Sou de uma época em
que a relação
professor-aluno podia ensejar marcas
profundas, lembranças perenes, hoje tão difíceis, pois no momento pretende o mercado
ser a dimensão
de tudo. Inclusive
da educação, pois
para seus “ideólogos”,
certamente equivocados, o objetivo maior
da educação seria a formação
de mão-de-obra, não
a de cidadãos, estes
a maior pretensão
da época da minha
formação (começo
dos anos 40 a 1964, quando
concluí o curso universitário).
Alguns mestres
me deixaram marcas
inesquecíveis, e de seus
nomes recordo com
carinho; de outros
guardo os nomes na memória,
sem relacionar
motivos para marcas profundas; de outros
– a maioria – me
esqueci pouco tempo
após a conclusão
dos cursos. Houve até
quem, pelos
exemplos, me
levasse a mudar de colégio.
Houve também quem
me decepcionasse por
pregar em classe valores como liberdades
democráticas e, na primeira oportunidade,
negá-los.
Testemunhei esse tipo de procedimento cínico,
oportunista, em
1964, ano em
que concluí o curso
de graduação na Faculdade
de Direito do Largo
de São Francisco.

__TAREFAS A REALIZAR__
- a) Transcreva literalmente, do trecho sobre a relação professor-aluno, a passagem que vai de "Testemunhei esse tipo" a "de São Francisco.".
- b) Responda, com base no trecho sobre a relação professor-aluno:
(i) Em que ano quem narra concluiu o curso universitário?
(ii) Para os "ideólogos" do mercado, qual seria o objetivo maior da educação?
(iii) Em que faculdade foi concluído o curso de graduação?
- c) Prossiga o texto de memórias sobre antigos professores a partir do ponto em que ele termina.
O material que vem adiante em nada participa do que se pede aqui.

Linhas de um conjunto de dados de layout
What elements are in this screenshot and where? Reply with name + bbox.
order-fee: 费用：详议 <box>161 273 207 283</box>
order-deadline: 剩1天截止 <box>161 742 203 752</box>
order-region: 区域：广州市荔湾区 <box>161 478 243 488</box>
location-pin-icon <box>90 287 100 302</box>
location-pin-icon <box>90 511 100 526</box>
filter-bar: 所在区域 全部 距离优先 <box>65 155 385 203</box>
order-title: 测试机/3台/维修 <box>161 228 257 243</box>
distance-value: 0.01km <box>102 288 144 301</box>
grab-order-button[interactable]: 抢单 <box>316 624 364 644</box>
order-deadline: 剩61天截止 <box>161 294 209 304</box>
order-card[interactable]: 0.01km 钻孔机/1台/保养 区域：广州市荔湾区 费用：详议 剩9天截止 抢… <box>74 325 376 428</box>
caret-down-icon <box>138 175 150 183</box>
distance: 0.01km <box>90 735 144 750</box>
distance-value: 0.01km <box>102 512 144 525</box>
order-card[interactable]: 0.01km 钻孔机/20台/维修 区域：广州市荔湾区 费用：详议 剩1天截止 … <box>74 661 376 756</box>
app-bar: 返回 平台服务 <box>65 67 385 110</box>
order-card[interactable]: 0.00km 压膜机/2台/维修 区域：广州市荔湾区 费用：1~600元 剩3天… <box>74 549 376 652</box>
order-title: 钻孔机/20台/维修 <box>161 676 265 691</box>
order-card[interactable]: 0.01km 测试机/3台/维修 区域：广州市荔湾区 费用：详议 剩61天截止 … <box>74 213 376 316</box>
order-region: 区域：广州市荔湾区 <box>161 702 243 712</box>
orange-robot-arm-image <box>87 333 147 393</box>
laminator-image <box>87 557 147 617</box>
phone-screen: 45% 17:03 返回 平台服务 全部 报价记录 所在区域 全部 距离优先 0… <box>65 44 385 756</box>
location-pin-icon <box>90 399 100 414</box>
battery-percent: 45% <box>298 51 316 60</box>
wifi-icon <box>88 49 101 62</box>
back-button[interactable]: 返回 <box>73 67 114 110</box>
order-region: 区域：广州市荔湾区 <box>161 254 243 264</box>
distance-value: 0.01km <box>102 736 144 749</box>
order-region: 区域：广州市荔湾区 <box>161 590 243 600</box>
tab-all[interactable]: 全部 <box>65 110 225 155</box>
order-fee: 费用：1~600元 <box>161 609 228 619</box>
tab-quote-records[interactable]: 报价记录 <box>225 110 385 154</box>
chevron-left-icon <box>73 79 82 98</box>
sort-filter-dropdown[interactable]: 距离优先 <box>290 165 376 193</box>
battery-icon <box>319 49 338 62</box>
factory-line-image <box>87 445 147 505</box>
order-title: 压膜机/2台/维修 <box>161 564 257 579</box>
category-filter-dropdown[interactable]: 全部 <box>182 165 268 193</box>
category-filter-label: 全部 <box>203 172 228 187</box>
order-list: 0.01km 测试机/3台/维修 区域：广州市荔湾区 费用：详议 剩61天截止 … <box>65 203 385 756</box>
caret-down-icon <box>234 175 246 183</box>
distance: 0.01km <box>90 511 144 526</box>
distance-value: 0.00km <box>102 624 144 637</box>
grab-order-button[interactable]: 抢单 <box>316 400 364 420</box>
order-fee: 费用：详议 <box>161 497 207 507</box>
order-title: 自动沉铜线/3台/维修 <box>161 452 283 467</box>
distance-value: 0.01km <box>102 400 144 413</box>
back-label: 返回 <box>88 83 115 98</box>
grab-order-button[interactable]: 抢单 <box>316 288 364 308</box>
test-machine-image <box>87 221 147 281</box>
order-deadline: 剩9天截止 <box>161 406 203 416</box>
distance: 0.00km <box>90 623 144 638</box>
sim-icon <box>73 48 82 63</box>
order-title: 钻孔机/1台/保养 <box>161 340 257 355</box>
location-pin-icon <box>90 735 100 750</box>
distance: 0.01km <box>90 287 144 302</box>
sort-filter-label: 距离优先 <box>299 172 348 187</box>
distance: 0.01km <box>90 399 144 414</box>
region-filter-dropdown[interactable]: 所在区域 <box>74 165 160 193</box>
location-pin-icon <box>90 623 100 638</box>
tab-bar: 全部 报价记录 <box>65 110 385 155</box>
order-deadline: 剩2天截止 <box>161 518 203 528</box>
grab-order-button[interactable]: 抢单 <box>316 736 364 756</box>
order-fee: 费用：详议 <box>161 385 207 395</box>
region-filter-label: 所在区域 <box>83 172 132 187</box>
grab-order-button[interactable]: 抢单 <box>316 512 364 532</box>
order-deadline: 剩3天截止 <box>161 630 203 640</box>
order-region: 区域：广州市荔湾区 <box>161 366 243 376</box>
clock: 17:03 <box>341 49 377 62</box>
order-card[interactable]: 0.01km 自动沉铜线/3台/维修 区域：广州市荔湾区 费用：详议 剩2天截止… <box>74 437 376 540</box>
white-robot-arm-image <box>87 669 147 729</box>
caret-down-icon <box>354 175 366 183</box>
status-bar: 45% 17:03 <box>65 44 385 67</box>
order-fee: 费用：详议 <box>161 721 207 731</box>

__RESPOSTAS APRESENTADAS__
- a)
Testemunhei esse tipo de procedimento cínico,
oportunista, em
1964, ano em
que concluí o curso
de graduação na Faculdade
de Direito do Largo
de São Francisco.

- b)
(i) Em 1964.
(ii) A formação de mão-de-obra.
(iii) Na Faculdade de Direito do Largo de São Francisco.

- c)
Essa atitude contraditória,
que costumo debitar
à “cultura do cinismo”
hoje tão
em alta
no Brasil, pode ser avaliada em
alguns de meus
livros, como
Vendedores de Ilusão,
cujo personagem
principal, Carlos Semana,
é um professor
e intelectual comprometido com a liberdade
num país sob
a ditadura; em
Vamos Empinar Papagaio, um
velho advogado
humanista testemunha o desmoronamento, a partir de
64, dos ideais ensinados na faculdade, que a partir de então começa a formar mais técnicos
do que cidadãos.
Mas voltemos ao começo. No antigo
curso primário
cursado no começo da década de 40 em
Itatim (ex-Tanquinho) e Lajedo Alto, no sertão
da Bahia, quem me
marcou foi a professora Beatriz Lemos, moça
de caráter, cujas atitudes
contrárias aos valores da pequena burguesia
local me
despertou a curiosidade pela luta de classes.
Procuro visitar sempre
aquela região próxima
da Chapada Diamantina,
e desvio do itinerário
a fim de rever
a localização dos prédios
onde funcionavam a então
Escola Mista
de Tanquinho e a então Escola Mista de
Lajedo Alto.
Em Itatim, onde
comecei o primário, a professora Maria
José (Zezita) despertou meu interesse pela leitura. Lembro-me como
se fosse hoje, quando
o trem se aproximava, ela pedia que eu fosse comprar o jornal A Tarde e procurasse saber
se a revista Seleções já havia saído.
Eram, então, as leituras
possíveis, além
dos livros escolares.
Devo à professora Zezita, pois, o despertar
para a leitura.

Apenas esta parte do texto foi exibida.